WRITTEN TASK: Reproduce every item below verbatim, keeping each line unchanged and in its original order.

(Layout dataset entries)
* start *

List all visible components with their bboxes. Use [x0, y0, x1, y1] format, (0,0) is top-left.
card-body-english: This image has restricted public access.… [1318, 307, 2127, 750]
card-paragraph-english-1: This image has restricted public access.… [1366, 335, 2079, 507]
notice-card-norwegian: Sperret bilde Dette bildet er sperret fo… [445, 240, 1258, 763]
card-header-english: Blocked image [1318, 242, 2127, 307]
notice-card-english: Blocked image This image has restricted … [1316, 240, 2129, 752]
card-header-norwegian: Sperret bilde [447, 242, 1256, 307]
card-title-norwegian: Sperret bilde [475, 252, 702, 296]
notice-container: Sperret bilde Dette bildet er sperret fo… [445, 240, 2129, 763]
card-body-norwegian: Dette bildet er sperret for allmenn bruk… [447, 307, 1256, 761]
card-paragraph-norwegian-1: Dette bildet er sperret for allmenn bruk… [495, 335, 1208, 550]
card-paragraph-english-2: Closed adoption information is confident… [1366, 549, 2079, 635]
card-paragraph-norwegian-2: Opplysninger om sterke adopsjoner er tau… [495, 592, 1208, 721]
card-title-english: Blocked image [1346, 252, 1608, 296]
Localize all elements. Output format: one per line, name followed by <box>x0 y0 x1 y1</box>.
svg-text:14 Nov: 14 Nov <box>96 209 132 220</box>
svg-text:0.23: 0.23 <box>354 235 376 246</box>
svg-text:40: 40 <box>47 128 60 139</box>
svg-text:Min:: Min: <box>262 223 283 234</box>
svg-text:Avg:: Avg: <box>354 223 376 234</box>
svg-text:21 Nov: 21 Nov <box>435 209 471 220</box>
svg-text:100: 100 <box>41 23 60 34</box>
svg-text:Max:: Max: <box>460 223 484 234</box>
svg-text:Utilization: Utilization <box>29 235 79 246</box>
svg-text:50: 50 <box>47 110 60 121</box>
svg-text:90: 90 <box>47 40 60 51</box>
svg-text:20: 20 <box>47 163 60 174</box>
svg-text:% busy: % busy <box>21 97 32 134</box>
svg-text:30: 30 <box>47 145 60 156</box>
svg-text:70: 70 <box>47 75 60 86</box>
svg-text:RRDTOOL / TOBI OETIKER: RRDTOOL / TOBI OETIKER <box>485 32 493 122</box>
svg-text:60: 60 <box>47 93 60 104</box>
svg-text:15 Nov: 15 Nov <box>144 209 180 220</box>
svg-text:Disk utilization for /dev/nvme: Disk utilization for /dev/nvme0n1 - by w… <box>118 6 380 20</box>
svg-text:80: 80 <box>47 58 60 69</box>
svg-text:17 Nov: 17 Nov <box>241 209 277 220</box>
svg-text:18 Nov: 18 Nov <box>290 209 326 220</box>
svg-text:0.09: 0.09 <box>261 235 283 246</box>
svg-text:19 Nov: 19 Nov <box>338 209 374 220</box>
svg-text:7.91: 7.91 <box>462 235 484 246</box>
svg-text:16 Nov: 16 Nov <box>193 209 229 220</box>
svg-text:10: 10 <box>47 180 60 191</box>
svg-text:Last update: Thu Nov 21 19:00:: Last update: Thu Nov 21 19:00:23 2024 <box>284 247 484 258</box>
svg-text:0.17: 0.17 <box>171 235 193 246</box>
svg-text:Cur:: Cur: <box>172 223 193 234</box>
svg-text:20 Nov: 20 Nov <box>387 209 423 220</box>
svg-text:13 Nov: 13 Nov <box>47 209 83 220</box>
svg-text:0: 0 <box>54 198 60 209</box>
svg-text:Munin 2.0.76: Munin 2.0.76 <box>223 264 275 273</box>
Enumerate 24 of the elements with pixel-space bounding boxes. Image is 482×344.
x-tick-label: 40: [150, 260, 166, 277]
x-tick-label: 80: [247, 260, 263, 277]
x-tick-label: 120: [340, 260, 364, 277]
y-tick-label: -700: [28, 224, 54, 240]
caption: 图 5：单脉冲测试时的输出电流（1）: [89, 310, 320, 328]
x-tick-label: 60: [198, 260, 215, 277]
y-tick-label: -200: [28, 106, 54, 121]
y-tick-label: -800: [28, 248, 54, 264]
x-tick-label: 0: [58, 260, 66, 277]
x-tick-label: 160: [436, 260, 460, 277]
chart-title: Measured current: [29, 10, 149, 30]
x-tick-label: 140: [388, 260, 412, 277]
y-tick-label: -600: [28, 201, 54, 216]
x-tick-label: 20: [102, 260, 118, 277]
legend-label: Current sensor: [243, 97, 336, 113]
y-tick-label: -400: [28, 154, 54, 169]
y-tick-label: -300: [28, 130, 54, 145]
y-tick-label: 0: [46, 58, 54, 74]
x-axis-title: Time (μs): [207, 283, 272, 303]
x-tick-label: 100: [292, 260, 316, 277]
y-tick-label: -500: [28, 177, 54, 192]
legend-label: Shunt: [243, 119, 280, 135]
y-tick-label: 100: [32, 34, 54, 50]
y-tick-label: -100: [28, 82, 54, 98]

* end *

COMPLETE RESPONSE:
List all visible components with their bboxes. Use [x0, y0, x1, y1] format, (0,0) is top-left.
card-body-english: This image has restricted public access.… [1318, 307, 2127, 750]
card-paragraph-english-1: This image has restricted public access.… [1366, 335, 2079, 507]
notice-card-norwegian: Sperret bilde Dette bildet er sperret fo… [445, 240, 1258, 763]
card-header-english: Blocked image [1318, 242, 2127, 307]
notice-card-english: Blocked image This image has restricted … [1316, 240, 2129, 752]
card-header-norwegian: Sperret bilde [447, 242, 1256, 307]
card-title-norwegian: Sperret bilde [475, 252, 702, 296]
notice-container: Sperret bilde Dette bildet er sperret fo… [445, 240, 2129, 763]
card-body-norwegian: Dette bildet er sperret for allmenn bruk… [447, 307, 1256, 761]
card-paragraph-norwegian-1: Dette bildet er sperret for allmenn bruk… [495, 335, 1208, 550]
card-paragraph-english-2: Closed adoption information is confident… [1366, 549, 2079, 635]
card-paragraph-norwegian-2: Opplysninger om sterke adopsjoner er tau… [495, 592, 1208, 721]
card-title-english: Blocked image [1346, 252, 1608, 296]
Localize all elements. Output format: one per line, name followed by <box>x0 y0 x1 y1</box>.
svg-text:14 Nov: 14 Nov <box>96 209 132 220</box>
svg-text:0.23: 0.23 <box>354 235 376 246</box>
svg-text:40: 40 <box>47 128 60 139</box>
svg-text:Min:: Min: <box>262 223 283 234</box>
svg-text:Avg:: Avg: <box>354 223 376 234</box>
svg-text:21 Nov: 21 Nov <box>435 209 471 220</box>
svg-text:100: 100 <box>41 23 60 34</box>
svg-text:Max:: Max: <box>460 223 484 234</box>
svg-text:Utilization: Utilization <box>29 235 79 246</box>
svg-text:50: 50 <box>47 110 60 121</box>
svg-text:90: 90 <box>47 40 60 51</box>
svg-text:20: 20 <box>47 163 60 174</box>
svg-text:% busy: % busy <box>21 97 32 134</box>
svg-text:30: 30 <box>47 145 60 156</box>
svg-text:70: 70 <box>47 75 60 86</box>
svg-text:RRDTOOL / TOBI OETIKER: RRDTOOL / TOBI OETIKER <box>485 32 493 122</box>
svg-text:60: 60 <box>47 93 60 104</box>
svg-text:15 Nov: 15 Nov <box>144 209 180 220</box>
svg-text:Disk utilization for /dev/nvme: Disk utilization for /dev/nvme0n1 - by w… <box>118 6 380 20</box>
svg-text:80: 80 <box>47 58 60 69</box>
svg-text:17 Nov: 17 Nov <box>241 209 277 220</box>
svg-text:18 Nov: 18 Nov <box>290 209 326 220</box>
svg-text:0.09: 0.09 <box>261 235 283 246</box>
svg-text:19 Nov: 19 Nov <box>338 209 374 220</box>
svg-text:7.91: 7.91 <box>462 235 484 246</box>
svg-text:16 Nov: 16 Nov <box>193 209 229 220</box>
svg-text:10: 10 <box>47 180 60 191</box>
svg-text:Last update: Thu Nov 21 19:00:: Last update: Thu Nov 21 19:00:23 2024 <box>284 247 484 258</box>
svg-text:0.17: 0.17 <box>171 235 193 246</box>
svg-text:Cur:: Cur: <box>172 223 193 234</box>
svg-text:20 Nov: 20 Nov <box>387 209 423 220</box>
svg-text:13 Nov: 13 Nov <box>47 209 83 220</box>
svg-text:0: 0 <box>54 198 60 209</box>
svg-text:Munin 2.0.76: Munin 2.0.76 <box>223 264 275 273</box>
Enumerate 24 of the elements with pixel-space bounding boxes. Image is 482×344.
x-tick-label: 40: [150, 260, 166, 277]
x-tick-label: 80: [247, 260, 263, 277]
x-tick-label: 120: [340, 260, 364, 277]
y-tick-label: -700: [28, 224, 54, 240]
caption: 图 5：单脉冲测试时的输出电流（1）: [89, 310, 320, 328]
x-tick-label: 60: [198, 260, 215, 277]
y-tick-label: -200: [28, 106, 54, 121]
y-tick-label: -800: [28, 248, 54, 264]
x-tick-label: 0: [58, 260, 66, 277]
x-tick-label: 160: [436, 260, 460, 277]
chart-title: Measured current: [29, 10, 149, 30]
x-tick-label: 140: [388, 260, 412, 277]
y-tick-label: -600: [28, 201, 54, 216]
x-tick-label: 20: [102, 260, 118, 277]
legend-label: Current sensor: [243, 97, 336, 113]
y-tick-label: -400: [28, 154, 54, 169]
y-tick-label: -300: [28, 130, 54, 145]
y-tick-label: 0: [46, 58, 54, 74]
x-axis-title: Time (μs): [207, 283, 272, 303]
x-tick-label: 100: [292, 260, 316, 277]
y-tick-label: -500: [28, 177, 54, 192]
legend-label: Shunt: [243, 119, 280, 135]
y-tick-label: 100: [32, 34, 54, 50]
y-tick-label: -100: [28, 82, 54, 98]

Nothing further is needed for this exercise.